[Data excerpts]
• • •
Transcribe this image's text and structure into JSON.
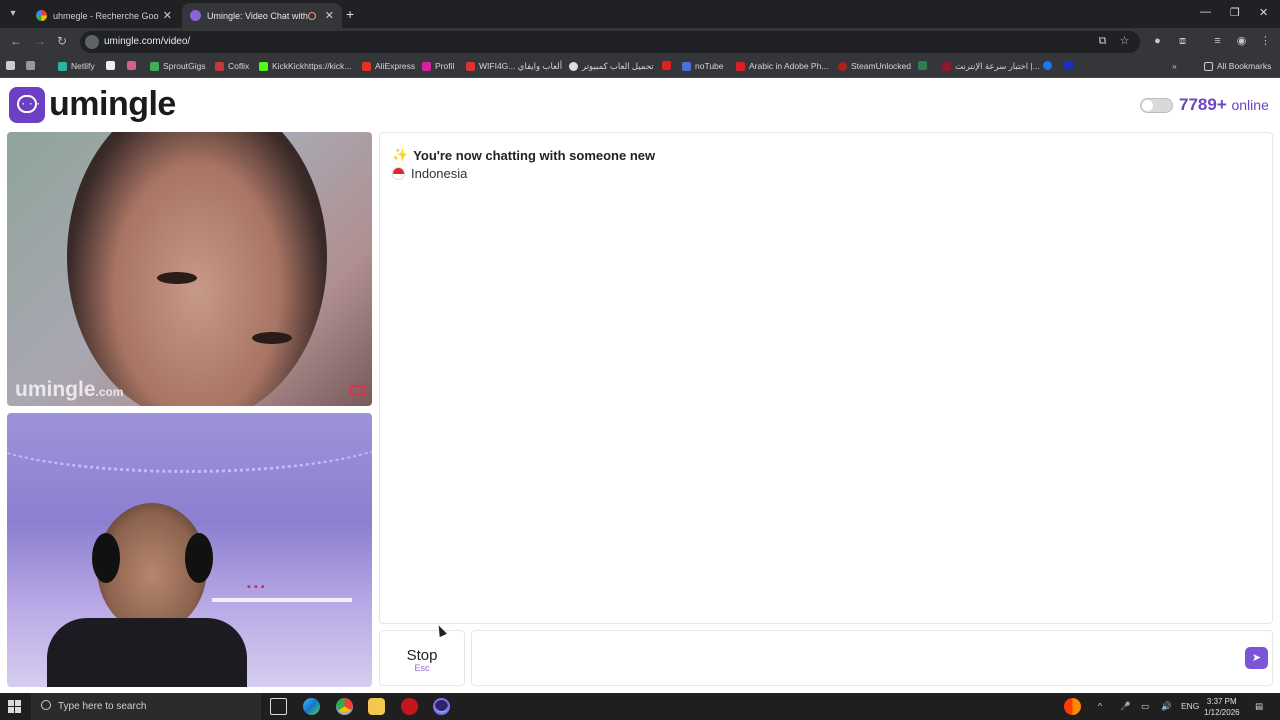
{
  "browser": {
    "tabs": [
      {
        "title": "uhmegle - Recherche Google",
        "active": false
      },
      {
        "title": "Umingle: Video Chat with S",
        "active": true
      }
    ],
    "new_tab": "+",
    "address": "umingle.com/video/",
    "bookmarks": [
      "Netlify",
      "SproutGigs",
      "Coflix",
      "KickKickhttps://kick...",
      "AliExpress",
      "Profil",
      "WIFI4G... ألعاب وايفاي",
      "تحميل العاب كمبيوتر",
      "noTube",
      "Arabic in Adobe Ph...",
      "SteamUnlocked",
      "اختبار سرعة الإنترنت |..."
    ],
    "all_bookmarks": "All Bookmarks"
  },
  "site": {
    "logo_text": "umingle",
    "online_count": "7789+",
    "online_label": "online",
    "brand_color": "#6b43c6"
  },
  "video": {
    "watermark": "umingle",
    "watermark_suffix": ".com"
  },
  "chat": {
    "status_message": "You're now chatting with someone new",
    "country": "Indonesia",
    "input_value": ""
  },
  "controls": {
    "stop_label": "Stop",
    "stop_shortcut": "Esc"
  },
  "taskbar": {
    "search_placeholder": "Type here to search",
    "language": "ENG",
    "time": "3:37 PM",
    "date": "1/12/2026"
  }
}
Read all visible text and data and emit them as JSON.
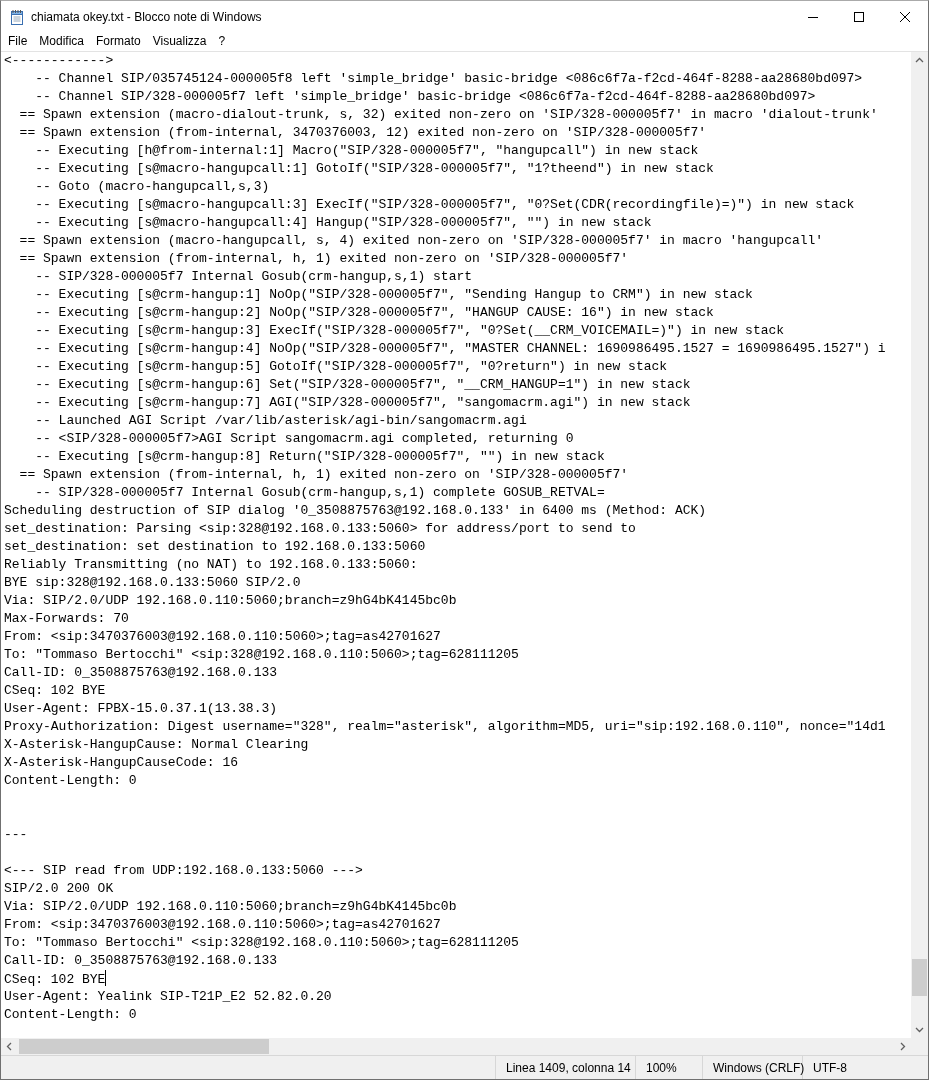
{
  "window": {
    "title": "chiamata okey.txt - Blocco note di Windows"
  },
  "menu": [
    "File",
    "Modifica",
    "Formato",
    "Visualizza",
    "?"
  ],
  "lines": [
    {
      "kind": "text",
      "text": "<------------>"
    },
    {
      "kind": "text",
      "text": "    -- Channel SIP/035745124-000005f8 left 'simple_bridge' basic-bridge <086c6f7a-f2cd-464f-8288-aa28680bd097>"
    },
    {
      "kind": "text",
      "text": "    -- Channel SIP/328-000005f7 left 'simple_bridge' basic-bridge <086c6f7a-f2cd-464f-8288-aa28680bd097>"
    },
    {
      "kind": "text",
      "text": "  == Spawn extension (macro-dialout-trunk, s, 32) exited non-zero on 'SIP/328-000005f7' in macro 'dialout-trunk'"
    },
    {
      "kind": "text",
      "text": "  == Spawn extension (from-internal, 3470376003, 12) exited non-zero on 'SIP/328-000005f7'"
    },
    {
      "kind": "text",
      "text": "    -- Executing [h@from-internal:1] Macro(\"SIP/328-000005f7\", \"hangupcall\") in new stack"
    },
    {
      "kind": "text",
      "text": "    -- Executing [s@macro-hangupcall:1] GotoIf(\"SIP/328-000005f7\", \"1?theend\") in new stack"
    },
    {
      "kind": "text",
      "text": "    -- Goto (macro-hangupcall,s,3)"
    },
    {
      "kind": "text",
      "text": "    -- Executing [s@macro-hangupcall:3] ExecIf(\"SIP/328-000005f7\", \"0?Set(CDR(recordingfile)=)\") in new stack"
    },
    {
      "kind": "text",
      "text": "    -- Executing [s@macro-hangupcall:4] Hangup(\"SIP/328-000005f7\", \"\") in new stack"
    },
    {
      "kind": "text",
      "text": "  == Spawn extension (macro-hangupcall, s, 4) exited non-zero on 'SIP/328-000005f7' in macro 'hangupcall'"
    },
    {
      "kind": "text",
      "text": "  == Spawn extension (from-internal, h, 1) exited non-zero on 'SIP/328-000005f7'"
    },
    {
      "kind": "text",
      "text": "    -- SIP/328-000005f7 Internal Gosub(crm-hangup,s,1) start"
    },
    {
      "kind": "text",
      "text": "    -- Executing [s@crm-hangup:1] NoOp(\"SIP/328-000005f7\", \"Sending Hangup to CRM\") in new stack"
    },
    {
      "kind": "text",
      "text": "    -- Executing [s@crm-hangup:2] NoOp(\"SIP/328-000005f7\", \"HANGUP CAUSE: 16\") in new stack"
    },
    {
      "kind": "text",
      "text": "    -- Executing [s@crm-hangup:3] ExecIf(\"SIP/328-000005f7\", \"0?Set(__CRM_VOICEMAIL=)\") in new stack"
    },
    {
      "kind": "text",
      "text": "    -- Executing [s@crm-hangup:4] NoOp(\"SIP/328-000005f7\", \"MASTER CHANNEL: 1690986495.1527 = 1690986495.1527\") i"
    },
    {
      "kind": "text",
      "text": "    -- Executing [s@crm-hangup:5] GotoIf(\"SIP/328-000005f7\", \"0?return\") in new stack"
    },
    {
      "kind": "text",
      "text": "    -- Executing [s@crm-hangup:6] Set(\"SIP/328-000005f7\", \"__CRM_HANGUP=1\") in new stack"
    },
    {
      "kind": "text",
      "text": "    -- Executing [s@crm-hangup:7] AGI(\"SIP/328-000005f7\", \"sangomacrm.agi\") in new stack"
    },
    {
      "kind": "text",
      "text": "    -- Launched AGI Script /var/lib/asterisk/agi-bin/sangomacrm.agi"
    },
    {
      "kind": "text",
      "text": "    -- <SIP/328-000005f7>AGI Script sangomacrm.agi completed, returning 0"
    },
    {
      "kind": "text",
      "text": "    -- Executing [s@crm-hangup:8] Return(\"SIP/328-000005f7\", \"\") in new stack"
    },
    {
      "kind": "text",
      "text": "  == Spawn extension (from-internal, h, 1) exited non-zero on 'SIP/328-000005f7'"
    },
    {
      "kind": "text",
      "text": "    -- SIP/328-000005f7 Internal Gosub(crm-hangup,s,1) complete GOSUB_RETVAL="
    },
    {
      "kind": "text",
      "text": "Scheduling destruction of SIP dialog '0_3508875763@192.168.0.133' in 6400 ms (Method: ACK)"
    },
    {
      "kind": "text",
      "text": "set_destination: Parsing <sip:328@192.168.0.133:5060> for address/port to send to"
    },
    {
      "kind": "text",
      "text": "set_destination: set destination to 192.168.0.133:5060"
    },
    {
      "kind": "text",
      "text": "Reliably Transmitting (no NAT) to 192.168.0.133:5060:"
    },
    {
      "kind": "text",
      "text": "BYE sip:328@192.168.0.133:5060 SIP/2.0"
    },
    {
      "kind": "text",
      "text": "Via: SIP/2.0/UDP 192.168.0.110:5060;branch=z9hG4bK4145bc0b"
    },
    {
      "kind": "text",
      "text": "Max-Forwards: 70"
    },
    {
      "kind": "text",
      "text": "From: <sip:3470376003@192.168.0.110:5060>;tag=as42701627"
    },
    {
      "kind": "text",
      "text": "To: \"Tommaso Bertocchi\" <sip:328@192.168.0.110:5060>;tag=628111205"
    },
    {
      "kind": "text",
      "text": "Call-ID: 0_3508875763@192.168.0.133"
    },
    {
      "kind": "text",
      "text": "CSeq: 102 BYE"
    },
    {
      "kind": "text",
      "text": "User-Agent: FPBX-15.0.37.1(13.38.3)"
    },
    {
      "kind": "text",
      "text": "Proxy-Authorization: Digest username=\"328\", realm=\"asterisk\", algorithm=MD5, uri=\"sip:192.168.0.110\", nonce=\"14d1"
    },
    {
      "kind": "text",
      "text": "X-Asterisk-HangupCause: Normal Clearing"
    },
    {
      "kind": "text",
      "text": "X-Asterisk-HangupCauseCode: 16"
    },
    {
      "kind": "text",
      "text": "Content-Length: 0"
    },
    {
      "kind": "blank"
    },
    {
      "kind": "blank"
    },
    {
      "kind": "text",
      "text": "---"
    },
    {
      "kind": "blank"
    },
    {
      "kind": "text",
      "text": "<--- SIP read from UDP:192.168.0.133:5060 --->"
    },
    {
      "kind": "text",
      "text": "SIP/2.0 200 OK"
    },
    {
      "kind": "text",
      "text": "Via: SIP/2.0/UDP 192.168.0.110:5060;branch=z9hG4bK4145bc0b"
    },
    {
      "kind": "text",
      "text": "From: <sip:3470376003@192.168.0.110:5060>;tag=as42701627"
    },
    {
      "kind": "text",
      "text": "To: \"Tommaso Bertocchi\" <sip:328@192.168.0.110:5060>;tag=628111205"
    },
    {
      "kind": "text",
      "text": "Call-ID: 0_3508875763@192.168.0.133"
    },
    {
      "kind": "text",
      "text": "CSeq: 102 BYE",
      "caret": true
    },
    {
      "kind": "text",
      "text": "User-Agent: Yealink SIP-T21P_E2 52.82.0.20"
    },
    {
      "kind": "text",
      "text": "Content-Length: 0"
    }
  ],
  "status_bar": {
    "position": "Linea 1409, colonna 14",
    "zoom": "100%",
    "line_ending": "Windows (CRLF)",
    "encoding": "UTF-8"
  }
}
• • •
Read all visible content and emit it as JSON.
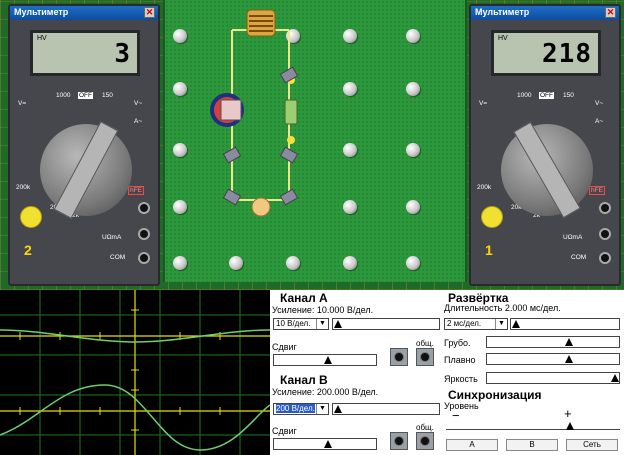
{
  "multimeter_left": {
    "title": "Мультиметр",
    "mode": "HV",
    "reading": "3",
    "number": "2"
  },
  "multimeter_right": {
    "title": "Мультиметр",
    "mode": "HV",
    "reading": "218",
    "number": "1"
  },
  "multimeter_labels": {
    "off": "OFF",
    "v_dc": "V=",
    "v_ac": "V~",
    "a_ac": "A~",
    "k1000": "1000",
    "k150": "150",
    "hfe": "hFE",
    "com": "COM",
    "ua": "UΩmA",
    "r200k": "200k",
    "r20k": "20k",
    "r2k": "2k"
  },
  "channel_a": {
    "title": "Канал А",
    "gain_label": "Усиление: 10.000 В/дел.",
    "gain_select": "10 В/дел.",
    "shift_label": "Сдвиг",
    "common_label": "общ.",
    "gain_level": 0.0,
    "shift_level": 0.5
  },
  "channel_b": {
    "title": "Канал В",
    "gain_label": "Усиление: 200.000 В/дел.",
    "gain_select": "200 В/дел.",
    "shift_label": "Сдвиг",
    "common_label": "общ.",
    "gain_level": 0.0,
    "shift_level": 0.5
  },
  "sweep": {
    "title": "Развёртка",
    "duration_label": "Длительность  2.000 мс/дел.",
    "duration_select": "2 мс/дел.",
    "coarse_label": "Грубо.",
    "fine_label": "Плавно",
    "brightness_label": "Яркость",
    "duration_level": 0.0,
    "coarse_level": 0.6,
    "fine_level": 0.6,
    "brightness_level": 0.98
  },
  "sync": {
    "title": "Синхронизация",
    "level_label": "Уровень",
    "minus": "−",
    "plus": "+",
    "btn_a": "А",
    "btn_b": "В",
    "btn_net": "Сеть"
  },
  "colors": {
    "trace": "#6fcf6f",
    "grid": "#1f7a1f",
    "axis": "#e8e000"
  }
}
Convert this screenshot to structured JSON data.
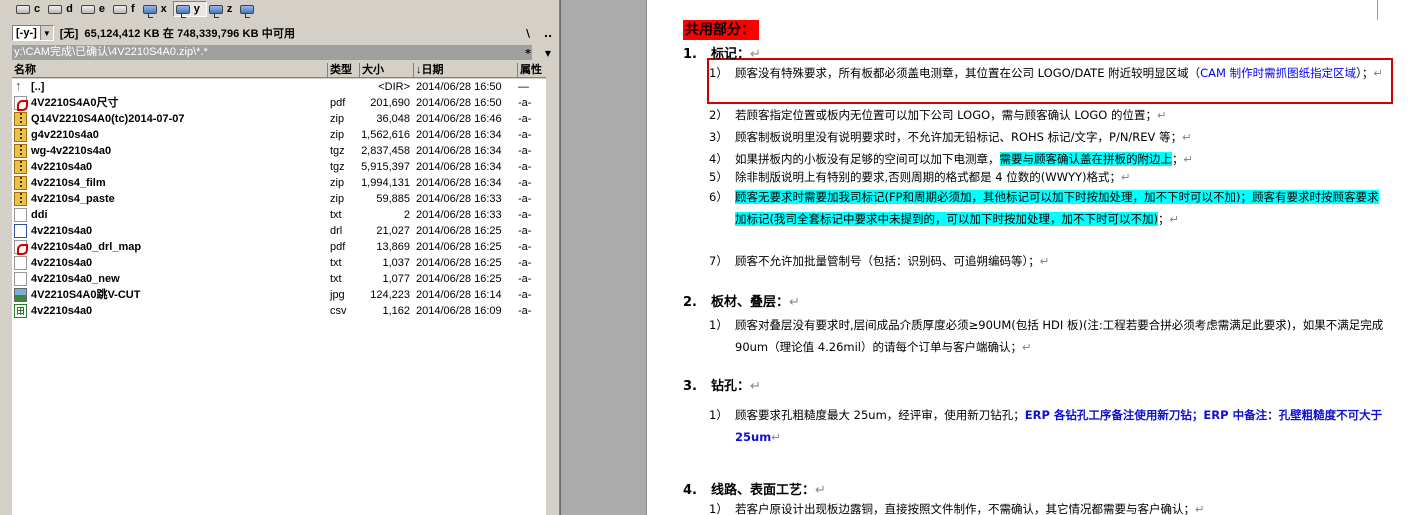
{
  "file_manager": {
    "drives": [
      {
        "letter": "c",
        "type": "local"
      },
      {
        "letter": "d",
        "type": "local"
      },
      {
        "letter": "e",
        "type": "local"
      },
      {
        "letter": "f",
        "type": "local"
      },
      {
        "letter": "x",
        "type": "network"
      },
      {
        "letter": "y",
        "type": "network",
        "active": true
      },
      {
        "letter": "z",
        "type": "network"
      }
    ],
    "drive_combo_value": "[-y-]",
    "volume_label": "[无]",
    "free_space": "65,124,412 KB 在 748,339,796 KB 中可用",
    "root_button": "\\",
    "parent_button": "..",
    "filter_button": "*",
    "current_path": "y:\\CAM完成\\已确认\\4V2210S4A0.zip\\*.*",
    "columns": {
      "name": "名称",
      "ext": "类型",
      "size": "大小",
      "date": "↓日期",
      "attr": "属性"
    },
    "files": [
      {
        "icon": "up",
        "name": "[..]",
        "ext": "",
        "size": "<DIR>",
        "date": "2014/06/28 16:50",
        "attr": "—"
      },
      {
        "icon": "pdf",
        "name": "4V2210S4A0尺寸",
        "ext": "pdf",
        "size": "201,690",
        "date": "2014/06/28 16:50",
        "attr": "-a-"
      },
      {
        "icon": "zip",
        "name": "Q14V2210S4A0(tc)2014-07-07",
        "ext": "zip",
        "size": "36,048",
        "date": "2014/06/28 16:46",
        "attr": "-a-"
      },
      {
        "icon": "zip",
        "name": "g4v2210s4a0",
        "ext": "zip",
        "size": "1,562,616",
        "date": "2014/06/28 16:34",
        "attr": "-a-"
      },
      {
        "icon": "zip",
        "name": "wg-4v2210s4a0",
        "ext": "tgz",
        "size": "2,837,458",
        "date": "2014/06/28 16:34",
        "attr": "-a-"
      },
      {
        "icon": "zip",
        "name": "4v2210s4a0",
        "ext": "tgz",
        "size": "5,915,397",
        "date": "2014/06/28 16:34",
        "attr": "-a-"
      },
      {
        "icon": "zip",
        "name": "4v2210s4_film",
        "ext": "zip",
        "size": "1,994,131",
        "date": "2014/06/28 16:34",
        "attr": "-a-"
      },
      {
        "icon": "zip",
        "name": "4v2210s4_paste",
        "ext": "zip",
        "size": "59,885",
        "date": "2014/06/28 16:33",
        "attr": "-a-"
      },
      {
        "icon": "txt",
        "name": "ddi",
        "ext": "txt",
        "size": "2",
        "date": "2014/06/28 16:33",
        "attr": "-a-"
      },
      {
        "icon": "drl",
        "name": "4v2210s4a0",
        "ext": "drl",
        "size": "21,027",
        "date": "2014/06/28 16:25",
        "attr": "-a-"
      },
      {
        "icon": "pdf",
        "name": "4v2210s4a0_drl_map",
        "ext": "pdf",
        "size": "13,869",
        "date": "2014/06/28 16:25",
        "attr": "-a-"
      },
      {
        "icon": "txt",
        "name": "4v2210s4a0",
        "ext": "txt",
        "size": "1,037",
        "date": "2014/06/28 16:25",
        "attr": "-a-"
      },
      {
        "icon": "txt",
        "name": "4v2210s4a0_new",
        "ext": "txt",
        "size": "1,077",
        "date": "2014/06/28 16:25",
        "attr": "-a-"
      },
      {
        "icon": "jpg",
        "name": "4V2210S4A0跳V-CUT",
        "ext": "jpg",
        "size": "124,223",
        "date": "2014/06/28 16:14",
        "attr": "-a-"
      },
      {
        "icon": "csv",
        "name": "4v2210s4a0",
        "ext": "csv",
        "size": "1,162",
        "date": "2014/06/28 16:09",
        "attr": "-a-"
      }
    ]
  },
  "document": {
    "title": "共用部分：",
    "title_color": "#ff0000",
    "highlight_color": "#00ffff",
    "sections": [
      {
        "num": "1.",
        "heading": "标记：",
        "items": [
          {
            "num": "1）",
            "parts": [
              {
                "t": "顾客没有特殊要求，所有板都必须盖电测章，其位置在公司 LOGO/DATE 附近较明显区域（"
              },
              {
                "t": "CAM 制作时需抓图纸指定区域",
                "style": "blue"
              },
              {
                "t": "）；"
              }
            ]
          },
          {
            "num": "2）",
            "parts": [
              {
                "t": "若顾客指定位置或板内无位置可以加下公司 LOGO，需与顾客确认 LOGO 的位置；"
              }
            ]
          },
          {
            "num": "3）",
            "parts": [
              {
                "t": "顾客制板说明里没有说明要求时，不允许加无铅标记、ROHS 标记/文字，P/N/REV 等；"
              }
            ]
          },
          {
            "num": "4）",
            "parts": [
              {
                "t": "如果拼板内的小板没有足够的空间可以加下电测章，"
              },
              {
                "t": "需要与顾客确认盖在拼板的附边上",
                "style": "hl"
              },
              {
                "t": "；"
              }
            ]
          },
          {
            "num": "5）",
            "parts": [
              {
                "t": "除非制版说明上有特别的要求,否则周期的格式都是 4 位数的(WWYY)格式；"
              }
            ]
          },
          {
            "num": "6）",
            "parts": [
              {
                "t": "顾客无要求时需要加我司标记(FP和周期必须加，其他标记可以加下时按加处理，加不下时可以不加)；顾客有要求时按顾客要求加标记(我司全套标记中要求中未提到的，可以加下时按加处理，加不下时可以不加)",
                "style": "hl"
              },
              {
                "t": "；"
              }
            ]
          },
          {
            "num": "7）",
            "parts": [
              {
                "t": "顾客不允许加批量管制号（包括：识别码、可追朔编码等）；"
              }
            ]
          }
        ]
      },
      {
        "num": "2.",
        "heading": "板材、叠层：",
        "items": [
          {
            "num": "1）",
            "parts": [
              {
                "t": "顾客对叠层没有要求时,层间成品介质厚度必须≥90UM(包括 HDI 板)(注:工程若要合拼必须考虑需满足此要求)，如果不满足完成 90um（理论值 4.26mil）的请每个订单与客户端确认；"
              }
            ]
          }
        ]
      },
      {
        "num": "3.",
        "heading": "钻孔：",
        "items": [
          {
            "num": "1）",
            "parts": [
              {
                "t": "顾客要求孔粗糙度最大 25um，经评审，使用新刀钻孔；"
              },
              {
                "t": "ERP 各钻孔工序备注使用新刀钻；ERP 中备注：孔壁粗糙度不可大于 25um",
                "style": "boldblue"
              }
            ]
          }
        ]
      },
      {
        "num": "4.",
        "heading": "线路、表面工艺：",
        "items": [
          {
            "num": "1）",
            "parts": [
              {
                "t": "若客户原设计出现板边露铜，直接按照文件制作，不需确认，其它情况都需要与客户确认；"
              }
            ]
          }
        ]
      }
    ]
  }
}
• • •
*Set exercise:*
Give the number of lines that carry the word "Agent", with nothing added.

*Written response:*
2